* Task objective
Locate each line holding the string "Photometric" and copy it.

══════

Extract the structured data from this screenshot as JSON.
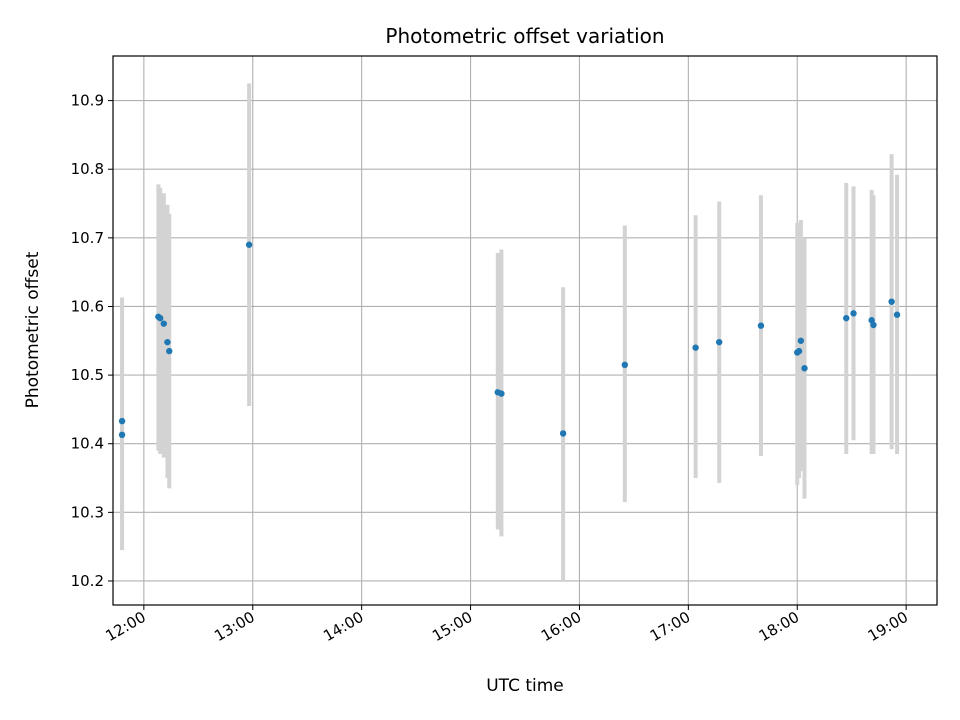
{
  "chart_data": {
    "type": "scatter",
    "title": "Photometric offset variation",
    "xlabel": "UTC time",
    "ylabel": "Photometric offset",
    "x_range": [
      "11:43",
      "19:17"
    ],
    "ylim": [
      10.165,
      10.965
    ],
    "grid": true,
    "x_ticks": [
      "12:00",
      "13:00",
      "14:00",
      "15:00",
      "16:00",
      "17:00",
      "18:00",
      "19:00"
    ],
    "y_ticks": [
      "10.2",
      "10.3",
      "10.4",
      "10.5",
      "10.6",
      "10.7",
      "10.8",
      "10.9"
    ],
    "point_color": "#1f77b4",
    "errorbar_color": "#d3d3d3",
    "series": [
      {
        "points": [
          {
            "x": "11:48",
            "y": 10.413,
            "low": 10.245,
            "high": 10.583
          },
          {
            "x": "11:48",
            "y": 10.433,
            "low": 10.255,
            "high": 10.613
          },
          {
            "x": "12:08",
            "y": 10.585,
            "low": 10.39,
            "high": 10.778
          },
          {
            "x": "12:09",
            "y": 10.583,
            "low": 10.385,
            "high": 10.773
          },
          {
            "x": "12:11",
            "y": 10.575,
            "low": 10.38,
            "high": 10.765
          },
          {
            "x": "12:13",
            "y": 10.548,
            "low": 10.35,
            "high": 10.748
          },
          {
            "x": "12:14",
            "y": 10.535,
            "low": 10.335,
            "high": 10.735
          },
          {
            "x": "12:58",
            "y": 10.69,
            "low": 10.455,
            "high": 10.925
          },
          {
            "x": "15:15",
            "y": 10.475,
            "low": 10.275,
            "high": 10.678
          },
          {
            "x": "15:17",
            "y": 10.473,
            "low": 10.265,
            "high": 10.683
          },
          {
            "x": "15:51",
            "y": 10.415,
            "low": 10.2,
            "high": 10.628
          },
          {
            "x": "16:25",
            "y": 10.515,
            "low": 10.315,
            "high": 10.718
          },
          {
            "x": "17:04",
            "y": 10.54,
            "low": 10.35,
            "high": 10.733
          },
          {
            "x": "17:17",
            "y": 10.548,
            "low": 10.343,
            "high": 10.753
          },
          {
            "x": "17:40",
            "y": 10.572,
            "low": 10.382,
            "high": 10.762
          },
          {
            "x": "18:00",
            "y": 10.533,
            "low": 10.34,
            "high": 10.722
          },
          {
            "x": "18:01",
            "y": 10.535,
            "low": 10.35,
            "high": 10.718
          },
          {
            "x": "18:02",
            "y": 10.55,
            "low": 10.36,
            "high": 10.726
          },
          {
            "x": "18:04",
            "y": 10.51,
            "low": 10.32,
            "high": 10.7
          },
          {
            "x": "18:27",
            "y": 10.583,
            "low": 10.385,
            "high": 10.78
          },
          {
            "x": "18:31",
            "y": 10.59,
            "low": 10.405,
            "high": 10.775
          },
          {
            "x": "18:41",
            "y": 10.58,
            "low": 10.385,
            "high": 10.77
          },
          {
            "x": "18:42",
            "y": 10.573,
            "low": 10.385,
            "high": 10.762
          },
          {
            "x": "18:52",
            "y": 10.607,
            "low": 10.392,
            "high": 10.822
          },
          {
            "x": "18:55",
            "y": 10.588,
            "low": 10.385,
            "high": 10.792
          }
        ]
      }
    ]
  }
}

══════

* Answer for the task
    "title": "Photometric offset variation",
    "ylabel": "Photometric offset",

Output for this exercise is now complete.